> [課題文]:
2023年日本公開映画で面白かった順位:5/38
  ストーリー:★★★★★
 キャラクター:★★★★★★★★★★
     映像:★★★★★★★★★★
     音楽:★★★★☆
映画館で観たい:★★★★★

【作品情報】

   原題:Shazam! Fury of the Gods
  製作年:2023年
  製作国:アメリカ
   配給:ワーナー・ブラザース映画
 上映時間:130分
 ジャンル:アクション、スーパーヒーロー
元ネタなど:シェアード・ユニバース「DCエクステンデッド・ユニバース」(2013-)

【あらすじ】

古代の魔術師(ジャイモン・フンスー)から神々のパワーを授けられたビリー少年(アッシャー・エンジェル)。
それは、
S=ソロモンの知恵
H=ヘラクレスの剛力
A=アトラスのスタミナ
Z=ゼウスの万能
A=アキレスの勇気
M=マーキュリーの神速
のことであり、魔法の言葉「シャザム!(S.H.A.Z.A.M!)」と唱えると、超絶マッチョな最強ヒーローのシャザム(ザッカリー・リーヴァイ)に変身する。

以前、彼に力を与えるために魔術師が使った杖だが、実は本来の持ち主が別におり、その娘たち三姉妹が杖を取り戻しに地球にやってくる。

「奪われた力を取り戻す」

本来の目的はそれだけだったはずが、次女のカリプソ(ルーシー・リュー)が地球を混乱に陥れようとする!

未曽有の危機を前に、シャザムは世界のためではなく、ダメな自分を受け入れてくれた仲間のために立ち上がるが……。

> [練習問題]:
A: 映画紹介文で、魔法の言葉「シャザム」の各文字に割り当てられた力をすべて書き出してください。
B: 映画紹介文をもとに、次の問いに答えてください。
(i) 上映時間は何分ですか。
(ii) 次女のカリプソを演じているのは誰ですか。
(iii) 2023年日本公開映画で面白かった順位は、何本中何位ですか。
C: 映画紹介文のうち、「古代の魔術師(ジャイモン・フ」を含む語句で始まり「取り戻しに地球にやってくる。」で終わる部分を、一字一句違えずに書き写してください。
アイテムはここでは一切使いません。

[データセットのレコード]
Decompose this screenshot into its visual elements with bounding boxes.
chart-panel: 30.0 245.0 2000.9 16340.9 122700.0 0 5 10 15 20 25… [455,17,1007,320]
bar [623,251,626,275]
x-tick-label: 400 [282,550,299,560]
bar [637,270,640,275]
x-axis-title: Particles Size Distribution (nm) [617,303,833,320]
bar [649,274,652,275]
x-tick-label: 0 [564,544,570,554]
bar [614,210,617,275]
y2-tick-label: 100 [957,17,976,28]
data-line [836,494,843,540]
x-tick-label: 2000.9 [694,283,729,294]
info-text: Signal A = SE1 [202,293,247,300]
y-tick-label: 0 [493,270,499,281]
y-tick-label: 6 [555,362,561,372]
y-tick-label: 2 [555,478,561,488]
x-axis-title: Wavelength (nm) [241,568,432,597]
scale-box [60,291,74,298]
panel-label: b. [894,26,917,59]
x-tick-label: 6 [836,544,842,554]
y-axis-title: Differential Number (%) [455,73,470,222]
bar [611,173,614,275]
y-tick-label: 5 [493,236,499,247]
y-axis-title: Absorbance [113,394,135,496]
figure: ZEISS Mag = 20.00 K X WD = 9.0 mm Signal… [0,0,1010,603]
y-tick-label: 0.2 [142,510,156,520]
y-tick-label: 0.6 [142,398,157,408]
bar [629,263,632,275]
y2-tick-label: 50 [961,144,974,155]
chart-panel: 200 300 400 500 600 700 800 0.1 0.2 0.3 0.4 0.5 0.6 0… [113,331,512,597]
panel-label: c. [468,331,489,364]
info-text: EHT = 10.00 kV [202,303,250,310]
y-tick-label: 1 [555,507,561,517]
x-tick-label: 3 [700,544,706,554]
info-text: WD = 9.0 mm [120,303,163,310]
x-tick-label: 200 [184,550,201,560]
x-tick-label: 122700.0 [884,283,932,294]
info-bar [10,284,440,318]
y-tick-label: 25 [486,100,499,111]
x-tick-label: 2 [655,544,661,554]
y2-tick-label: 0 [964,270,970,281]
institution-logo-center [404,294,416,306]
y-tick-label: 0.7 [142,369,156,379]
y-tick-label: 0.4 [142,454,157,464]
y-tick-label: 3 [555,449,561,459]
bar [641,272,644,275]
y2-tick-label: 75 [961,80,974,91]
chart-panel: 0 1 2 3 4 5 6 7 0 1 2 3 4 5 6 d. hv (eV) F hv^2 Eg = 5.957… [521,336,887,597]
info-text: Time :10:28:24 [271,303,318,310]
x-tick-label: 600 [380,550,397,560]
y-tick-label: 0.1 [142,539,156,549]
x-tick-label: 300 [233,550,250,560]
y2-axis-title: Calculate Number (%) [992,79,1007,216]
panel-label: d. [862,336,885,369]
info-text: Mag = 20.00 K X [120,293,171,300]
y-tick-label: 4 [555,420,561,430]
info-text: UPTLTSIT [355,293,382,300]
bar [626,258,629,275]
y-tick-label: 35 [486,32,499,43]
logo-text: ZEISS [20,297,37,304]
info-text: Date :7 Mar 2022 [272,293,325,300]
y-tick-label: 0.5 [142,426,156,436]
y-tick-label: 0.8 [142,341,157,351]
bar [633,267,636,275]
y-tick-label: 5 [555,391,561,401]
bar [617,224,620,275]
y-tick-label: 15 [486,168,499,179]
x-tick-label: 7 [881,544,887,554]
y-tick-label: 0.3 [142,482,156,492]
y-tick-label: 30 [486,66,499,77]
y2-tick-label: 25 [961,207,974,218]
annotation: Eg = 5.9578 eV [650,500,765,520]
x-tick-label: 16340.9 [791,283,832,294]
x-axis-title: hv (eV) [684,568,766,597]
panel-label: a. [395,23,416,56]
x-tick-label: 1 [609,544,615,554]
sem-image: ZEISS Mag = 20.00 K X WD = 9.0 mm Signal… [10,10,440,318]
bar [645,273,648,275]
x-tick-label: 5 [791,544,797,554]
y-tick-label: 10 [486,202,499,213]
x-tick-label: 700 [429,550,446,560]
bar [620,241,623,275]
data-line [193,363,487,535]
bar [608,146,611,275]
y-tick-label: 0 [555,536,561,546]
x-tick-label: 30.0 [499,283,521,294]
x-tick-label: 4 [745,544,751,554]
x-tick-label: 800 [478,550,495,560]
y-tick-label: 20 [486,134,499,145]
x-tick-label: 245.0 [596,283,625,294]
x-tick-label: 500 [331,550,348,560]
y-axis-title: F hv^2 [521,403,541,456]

> [最終解答]:
A:
ソロモンの知恵
ヘラクレスの剛力
アトラスのスタミナ
ゼウスの万能
アキレスの勇気
マーキュリーの神速

B:
(i) 130分
(ii) ルーシー・リュー
(iii) 38本中5位

C:
古代の魔術師(ジャイモン・フンスー)から神々のパワーを授けられたビリー少年(アッシャー・エンジェル)。
それは、
S=ソロモンの知恵
H=ヘラクレスの剛力
A=アトラスのスタミナ
Z=ゼウスの万能
A=アキレスの勇気
M=マーキュリーの神速
のことであり、魔法の言葉「シャザム!(S.H.A.Z.A.M!)」と唱えると、超絶マッチョな最強ヒーローのシャザム(ザッカリー・リーヴァイ)に変身する。

以前、彼に力を与えるために魔術師が使った杖だが、実は本来の持ち主が別におり、その娘たち三姉妹が杖を取り戻しに地球にやってくる。